■ WHAT THE EXERCISE ASKS: Write out each line in which the string "this" is present.

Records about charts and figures
----

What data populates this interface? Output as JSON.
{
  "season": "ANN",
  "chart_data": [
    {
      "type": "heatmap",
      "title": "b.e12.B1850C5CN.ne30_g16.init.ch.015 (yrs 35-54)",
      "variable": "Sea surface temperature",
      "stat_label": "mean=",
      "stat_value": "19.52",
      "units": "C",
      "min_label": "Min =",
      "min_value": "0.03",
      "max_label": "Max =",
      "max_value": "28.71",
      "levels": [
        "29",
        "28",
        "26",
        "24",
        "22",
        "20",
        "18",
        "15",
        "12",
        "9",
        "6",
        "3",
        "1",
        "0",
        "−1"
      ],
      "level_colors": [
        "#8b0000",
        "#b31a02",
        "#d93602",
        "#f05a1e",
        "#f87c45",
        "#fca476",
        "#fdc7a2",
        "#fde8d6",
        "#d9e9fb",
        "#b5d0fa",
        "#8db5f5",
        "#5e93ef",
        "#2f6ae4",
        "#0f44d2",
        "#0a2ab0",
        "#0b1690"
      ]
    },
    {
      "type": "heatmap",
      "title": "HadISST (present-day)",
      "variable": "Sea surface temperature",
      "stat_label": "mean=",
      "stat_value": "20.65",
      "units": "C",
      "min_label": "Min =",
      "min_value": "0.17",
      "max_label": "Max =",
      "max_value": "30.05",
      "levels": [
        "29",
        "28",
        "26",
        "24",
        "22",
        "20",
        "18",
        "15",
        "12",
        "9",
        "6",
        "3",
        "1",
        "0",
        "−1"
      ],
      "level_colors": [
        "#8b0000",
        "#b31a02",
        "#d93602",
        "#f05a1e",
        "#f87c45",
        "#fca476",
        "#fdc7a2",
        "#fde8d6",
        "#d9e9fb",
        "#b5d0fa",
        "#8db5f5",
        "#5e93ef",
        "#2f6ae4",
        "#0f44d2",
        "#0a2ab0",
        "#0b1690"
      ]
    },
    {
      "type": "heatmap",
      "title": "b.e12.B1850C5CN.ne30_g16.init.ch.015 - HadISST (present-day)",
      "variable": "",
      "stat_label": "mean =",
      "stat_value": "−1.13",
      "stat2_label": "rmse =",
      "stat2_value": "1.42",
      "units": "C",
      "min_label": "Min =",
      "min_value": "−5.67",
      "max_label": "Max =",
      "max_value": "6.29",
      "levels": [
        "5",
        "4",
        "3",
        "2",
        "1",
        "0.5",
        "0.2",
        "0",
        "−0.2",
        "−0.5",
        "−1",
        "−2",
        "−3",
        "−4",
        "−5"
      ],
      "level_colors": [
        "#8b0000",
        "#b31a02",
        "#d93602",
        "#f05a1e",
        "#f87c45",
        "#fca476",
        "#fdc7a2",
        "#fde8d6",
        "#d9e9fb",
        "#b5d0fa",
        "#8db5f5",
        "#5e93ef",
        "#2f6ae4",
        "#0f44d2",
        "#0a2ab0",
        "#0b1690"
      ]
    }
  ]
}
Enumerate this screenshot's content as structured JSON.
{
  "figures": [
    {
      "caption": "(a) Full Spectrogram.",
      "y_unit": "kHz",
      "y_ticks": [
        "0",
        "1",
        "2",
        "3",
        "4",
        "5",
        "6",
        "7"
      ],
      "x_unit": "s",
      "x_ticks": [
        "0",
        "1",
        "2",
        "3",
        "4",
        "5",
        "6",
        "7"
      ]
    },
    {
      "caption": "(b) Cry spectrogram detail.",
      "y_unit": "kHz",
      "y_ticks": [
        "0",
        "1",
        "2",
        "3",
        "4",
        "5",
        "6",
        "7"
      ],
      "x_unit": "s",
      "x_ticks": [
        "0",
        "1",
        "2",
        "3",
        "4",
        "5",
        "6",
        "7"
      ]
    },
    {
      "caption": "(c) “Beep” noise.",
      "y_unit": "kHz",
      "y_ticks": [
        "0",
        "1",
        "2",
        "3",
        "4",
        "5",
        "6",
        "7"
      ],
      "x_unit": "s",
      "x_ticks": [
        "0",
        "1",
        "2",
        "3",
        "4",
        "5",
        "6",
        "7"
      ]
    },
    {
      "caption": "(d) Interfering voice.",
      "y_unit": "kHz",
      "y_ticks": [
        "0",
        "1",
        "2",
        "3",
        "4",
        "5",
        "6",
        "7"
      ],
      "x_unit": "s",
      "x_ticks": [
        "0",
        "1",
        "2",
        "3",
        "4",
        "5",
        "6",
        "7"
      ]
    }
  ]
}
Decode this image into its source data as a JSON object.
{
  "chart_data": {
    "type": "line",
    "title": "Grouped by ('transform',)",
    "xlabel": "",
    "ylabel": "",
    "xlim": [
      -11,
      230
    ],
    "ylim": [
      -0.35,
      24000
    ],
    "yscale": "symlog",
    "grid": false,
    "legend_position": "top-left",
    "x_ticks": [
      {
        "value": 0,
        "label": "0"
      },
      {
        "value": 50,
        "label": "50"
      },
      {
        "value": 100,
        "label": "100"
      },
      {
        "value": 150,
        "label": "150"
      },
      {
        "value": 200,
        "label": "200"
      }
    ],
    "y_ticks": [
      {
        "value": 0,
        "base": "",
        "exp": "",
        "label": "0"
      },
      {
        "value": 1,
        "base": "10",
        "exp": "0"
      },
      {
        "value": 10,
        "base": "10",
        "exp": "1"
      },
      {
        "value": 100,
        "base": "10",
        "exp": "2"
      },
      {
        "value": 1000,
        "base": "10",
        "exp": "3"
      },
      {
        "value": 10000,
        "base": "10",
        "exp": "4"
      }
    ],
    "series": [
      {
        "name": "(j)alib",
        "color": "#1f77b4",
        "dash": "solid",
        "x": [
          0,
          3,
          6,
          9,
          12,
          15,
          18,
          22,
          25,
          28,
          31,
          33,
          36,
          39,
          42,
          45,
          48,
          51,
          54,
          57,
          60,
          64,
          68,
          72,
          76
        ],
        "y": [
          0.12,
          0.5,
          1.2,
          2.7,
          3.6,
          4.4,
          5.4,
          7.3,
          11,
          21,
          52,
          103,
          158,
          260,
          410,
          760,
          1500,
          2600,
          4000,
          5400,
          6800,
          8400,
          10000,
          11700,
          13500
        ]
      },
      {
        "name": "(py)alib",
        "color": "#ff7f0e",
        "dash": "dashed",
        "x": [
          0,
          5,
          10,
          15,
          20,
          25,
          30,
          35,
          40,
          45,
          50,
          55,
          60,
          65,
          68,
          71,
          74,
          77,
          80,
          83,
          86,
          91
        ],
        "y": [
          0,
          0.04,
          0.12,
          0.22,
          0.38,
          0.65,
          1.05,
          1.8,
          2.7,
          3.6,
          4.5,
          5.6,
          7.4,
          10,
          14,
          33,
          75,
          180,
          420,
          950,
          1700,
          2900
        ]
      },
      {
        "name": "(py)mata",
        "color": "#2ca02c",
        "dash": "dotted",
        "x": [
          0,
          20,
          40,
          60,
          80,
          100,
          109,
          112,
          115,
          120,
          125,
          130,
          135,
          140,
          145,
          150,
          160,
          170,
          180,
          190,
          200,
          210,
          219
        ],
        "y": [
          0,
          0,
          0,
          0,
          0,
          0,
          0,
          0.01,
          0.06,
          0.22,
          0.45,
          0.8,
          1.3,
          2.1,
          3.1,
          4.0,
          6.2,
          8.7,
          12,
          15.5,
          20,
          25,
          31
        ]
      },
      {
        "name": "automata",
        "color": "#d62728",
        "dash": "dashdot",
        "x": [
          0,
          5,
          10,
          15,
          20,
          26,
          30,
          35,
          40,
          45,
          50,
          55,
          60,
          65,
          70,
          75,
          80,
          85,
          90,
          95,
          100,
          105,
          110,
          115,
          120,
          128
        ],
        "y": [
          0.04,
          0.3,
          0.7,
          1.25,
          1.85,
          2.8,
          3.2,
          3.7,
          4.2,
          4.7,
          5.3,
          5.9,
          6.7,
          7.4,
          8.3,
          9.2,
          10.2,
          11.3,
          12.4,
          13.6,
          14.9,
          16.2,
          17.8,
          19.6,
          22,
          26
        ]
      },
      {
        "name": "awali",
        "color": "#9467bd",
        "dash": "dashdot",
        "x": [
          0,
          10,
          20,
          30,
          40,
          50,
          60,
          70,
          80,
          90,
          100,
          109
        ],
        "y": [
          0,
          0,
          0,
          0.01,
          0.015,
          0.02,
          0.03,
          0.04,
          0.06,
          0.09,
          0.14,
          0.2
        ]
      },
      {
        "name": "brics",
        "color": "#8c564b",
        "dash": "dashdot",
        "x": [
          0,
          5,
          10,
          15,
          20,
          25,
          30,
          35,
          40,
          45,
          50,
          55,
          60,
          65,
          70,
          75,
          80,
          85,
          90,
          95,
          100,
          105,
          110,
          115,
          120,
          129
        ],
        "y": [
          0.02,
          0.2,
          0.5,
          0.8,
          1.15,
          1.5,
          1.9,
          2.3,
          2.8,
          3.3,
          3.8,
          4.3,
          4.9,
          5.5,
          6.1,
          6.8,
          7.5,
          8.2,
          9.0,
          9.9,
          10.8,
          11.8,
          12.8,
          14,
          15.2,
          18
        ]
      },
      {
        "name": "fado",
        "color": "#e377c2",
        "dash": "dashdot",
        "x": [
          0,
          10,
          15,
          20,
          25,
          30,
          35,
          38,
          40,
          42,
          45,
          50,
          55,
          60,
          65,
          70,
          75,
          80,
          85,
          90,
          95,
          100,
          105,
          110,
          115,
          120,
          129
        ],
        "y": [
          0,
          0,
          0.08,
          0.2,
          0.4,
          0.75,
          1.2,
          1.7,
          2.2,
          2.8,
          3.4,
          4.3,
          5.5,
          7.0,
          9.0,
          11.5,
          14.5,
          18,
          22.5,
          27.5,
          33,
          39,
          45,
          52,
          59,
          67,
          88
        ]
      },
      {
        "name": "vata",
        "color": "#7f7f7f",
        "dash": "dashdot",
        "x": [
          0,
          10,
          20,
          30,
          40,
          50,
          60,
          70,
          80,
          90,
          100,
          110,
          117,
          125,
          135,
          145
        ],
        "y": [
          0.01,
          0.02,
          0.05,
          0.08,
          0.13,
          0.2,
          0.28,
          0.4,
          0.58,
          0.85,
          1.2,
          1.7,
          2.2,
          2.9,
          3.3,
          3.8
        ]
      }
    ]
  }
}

----

■ EXERCISE OUTPUT:
What data populates this interface? Output as JSON.
Enumerate this screenshot's content as structured JSON.
Decode this image into its source data as a JSON object.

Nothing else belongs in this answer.